◆ SHORT PROBLEM:
Copy out every line of the items below without changing any character.

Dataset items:
•••
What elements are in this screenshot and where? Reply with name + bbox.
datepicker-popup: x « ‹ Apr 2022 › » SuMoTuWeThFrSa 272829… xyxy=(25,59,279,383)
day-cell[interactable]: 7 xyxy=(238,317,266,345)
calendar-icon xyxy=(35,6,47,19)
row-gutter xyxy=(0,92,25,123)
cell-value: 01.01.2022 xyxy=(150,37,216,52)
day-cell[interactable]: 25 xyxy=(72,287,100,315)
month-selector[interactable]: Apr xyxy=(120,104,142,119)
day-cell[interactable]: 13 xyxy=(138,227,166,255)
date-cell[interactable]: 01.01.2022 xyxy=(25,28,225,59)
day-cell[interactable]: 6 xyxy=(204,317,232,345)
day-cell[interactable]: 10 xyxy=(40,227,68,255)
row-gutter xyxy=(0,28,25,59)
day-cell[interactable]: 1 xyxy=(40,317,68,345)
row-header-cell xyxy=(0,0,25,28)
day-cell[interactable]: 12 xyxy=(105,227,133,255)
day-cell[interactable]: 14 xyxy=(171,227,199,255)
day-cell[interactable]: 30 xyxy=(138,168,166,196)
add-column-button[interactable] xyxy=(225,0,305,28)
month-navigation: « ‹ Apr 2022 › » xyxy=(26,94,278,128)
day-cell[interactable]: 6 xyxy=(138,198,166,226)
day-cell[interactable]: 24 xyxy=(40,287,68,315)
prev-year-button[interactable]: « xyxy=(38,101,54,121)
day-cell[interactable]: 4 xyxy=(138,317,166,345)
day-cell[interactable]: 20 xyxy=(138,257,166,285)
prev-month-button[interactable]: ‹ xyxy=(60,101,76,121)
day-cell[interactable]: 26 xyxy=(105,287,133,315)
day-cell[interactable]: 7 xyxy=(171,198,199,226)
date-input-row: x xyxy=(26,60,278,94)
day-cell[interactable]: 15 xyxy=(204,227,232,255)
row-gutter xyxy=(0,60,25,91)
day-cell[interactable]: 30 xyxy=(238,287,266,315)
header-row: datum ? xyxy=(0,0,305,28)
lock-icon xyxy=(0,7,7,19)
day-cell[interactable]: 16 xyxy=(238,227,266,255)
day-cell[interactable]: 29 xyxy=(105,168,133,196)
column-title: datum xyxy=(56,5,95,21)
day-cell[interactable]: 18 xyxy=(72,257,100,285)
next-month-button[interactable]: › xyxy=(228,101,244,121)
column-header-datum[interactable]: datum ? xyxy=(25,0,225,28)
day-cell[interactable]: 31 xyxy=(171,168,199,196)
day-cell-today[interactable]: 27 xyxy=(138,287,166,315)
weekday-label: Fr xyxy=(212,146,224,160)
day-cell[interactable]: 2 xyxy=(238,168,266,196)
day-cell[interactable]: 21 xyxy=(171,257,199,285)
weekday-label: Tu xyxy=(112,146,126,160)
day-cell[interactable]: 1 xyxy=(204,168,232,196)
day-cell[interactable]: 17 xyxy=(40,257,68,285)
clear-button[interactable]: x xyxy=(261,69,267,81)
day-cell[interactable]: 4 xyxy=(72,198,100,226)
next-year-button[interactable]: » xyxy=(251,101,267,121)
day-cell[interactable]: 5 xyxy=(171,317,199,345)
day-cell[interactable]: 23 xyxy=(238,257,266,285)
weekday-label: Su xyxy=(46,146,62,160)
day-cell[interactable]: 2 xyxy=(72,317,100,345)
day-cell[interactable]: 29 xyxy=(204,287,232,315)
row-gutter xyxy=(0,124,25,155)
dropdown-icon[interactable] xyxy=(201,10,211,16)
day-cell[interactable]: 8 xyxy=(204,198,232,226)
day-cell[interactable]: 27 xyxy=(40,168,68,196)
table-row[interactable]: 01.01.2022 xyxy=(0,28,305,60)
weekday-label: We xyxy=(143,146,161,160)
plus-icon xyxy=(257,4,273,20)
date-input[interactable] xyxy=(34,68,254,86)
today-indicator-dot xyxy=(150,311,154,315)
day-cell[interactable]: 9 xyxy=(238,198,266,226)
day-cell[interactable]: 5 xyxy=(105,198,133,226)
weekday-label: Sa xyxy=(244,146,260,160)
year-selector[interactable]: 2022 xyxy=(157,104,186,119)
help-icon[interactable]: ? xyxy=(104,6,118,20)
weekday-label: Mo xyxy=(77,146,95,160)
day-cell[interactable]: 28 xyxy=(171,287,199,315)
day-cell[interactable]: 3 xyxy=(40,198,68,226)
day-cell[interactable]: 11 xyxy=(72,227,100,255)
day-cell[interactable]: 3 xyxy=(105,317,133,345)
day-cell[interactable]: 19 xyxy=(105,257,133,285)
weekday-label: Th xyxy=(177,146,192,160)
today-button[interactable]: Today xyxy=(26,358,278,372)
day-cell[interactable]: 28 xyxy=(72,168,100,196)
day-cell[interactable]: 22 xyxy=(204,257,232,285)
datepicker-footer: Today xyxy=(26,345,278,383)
•••
◆ RESPONSE TO THIS TASK:
What elements are in this screenshot and where? Reply with name + bbox.
datepicker-popup: x « ‹ Apr 2022 › » SuMoTuWeThFrSa 272829… xyxy=(25,59,279,383)
day-cell[interactable]: 7 xyxy=(238,317,266,345)
calendar-icon xyxy=(35,6,47,19)
row-gutter xyxy=(0,92,25,123)
cell-value: 01.01.2022 xyxy=(150,37,216,52)
day-cell[interactable]: 25 xyxy=(72,287,100,315)
month-selector[interactable]: Apr xyxy=(120,104,142,119)
day-cell[interactable]: 13 xyxy=(138,227,166,255)
date-cell[interactable]: 01.01.2022 xyxy=(25,28,225,59)
day-cell[interactable]: 6 xyxy=(204,317,232,345)
day-cell[interactable]: 10 xyxy=(40,227,68,255)
row-gutter xyxy=(0,28,25,59)
day-cell[interactable]: 1 xyxy=(40,317,68,345)
row-header-cell xyxy=(0,0,25,28)
day-cell[interactable]: 12 xyxy=(105,227,133,255)
day-cell[interactable]: 14 xyxy=(171,227,199,255)
day-cell[interactable]: 30 xyxy=(138,168,166,196)
add-column-button[interactable] xyxy=(225,0,305,28)
month-navigation: « ‹ Apr 2022 › » xyxy=(26,94,278,128)
day-cell[interactable]: 6 xyxy=(138,198,166,226)
day-cell[interactable]: 24 xyxy=(40,287,68,315)
prev-year-button[interactable]: « xyxy=(38,101,54,121)
day-cell[interactable]: 4 xyxy=(138,317,166,345)
day-cell[interactable]: 20 xyxy=(138,257,166,285)
prev-month-button[interactable]: ‹ xyxy=(60,101,76,121)
day-cell[interactable]: 26 xyxy=(105,287,133,315)
day-cell[interactable]: 7 xyxy=(171,198,199,226)
date-input-row: x xyxy=(26,60,278,94)
day-cell[interactable]: 15 xyxy=(204,227,232,255)
row-gutter xyxy=(0,60,25,91)
day-cell[interactable]: 30 xyxy=(238,287,266,315)
header-row: datum ? xyxy=(0,0,305,28)
lock-icon xyxy=(0,7,7,19)
day-cell[interactable]: 16 xyxy=(238,227,266,255)
day-cell[interactable]: 29 xyxy=(105,168,133,196)
column-title: datum xyxy=(56,5,95,21)
day-cell[interactable]: 18 xyxy=(72,257,100,285)
next-month-button[interactable]: › xyxy=(228,101,244,121)
column-header-datum[interactable]: datum ? xyxy=(25,0,225,28)
day-cell[interactable]: 31 xyxy=(171,168,199,196)
day-cell-today[interactable]: 27 xyxy=(138,287,166,315)
weekday-label: Fr xyxy=(212,146,224,160)
day-cell[interactable]: 2 xyxy=(238,168,266,196)
day-cell[interactable]: 21 xyxy=(171,257,199,285)
weekday-label: Tu xyxy=(112,146,126,160)
day-cell[interactable]: 1 xyxy=(204,168,232,196)
day-cell[interactable]: 17 xyxy=(40,257,68,285)
clear-button[interactable]: x xyxy=(261,69,267,81)
day-cell[interactable]: 4 xyxy=(72,198,100,226)
next-year-button[interactable]: » xyxy=(251,101,267,121)
day-cell[interactable]: 5 xyxy=(171,317,199,345)
day-cell[interactable]: 23 xyxy=(238,257,266,285)
weekday-label: Su xyxy=(46,146,62,160)
day-cell[interactable]: 2 xyxy=(72,317,100,345)
day-cell[interactable]: 29 xyxy=(204,287,232,315)
row-gutter xyxy=(0,124,25,155)
dropdown-icon[interactable] xyxy=(201,10,211,16)
day-cell[interactable]: 8 xyxy=(204,198,232,226)
day-cell[interactable]: 27 xyxy=(40,168,68,196)
table-row[interactable]: 01.01.2022 xyxy=(0,28,305,60)
weekday-label: We xyxy=(143,146,161,160)
plus-icon xyxy=(257,4,273,20)
date-input[interactable] xyxy=(34,68,254,86)
today-indicator-dot xyxy=(150,311,154,315)
day-cell[interactable]: 9 xyxy=(238,198,266,226)
day-cell[interactable]: 5 xyxy=(105,198,133,226)
weekday-label: Sa xyxy=(244,146,260,160)
year-selector[interactable]: 2022 xyxy=(157,104,186,119)
help-icon[interactable]: ? xyxy=(104,6,118,20)
weekday-label: Mo xyxy=(77,146,95,160)
day-cell[interactable]: 28 xyxy=(171,287,199,315)
day-cell[interactable]: 3 xyxy=(40,198,68,226)
day-cell[interactable]: 11 xyxy=(72,227,100,255)
day-cell[interactable]: 3 xyxy=(105,317,133,345)
day-cell[interactable]: 19 xyxy=(105,257,133,285)
weekday-label: Th xyxy=(177,146,192,160)
today-button[interactable]: Today xyxy=(26,358,278,372)
day-cell[interactable]: 28 xyxy=(72,168,100,196)
day-cell[interactable]: 22 xyxy=(204,257,232,285)
datepicker-footer: Today xyxy=(26,345,278,383)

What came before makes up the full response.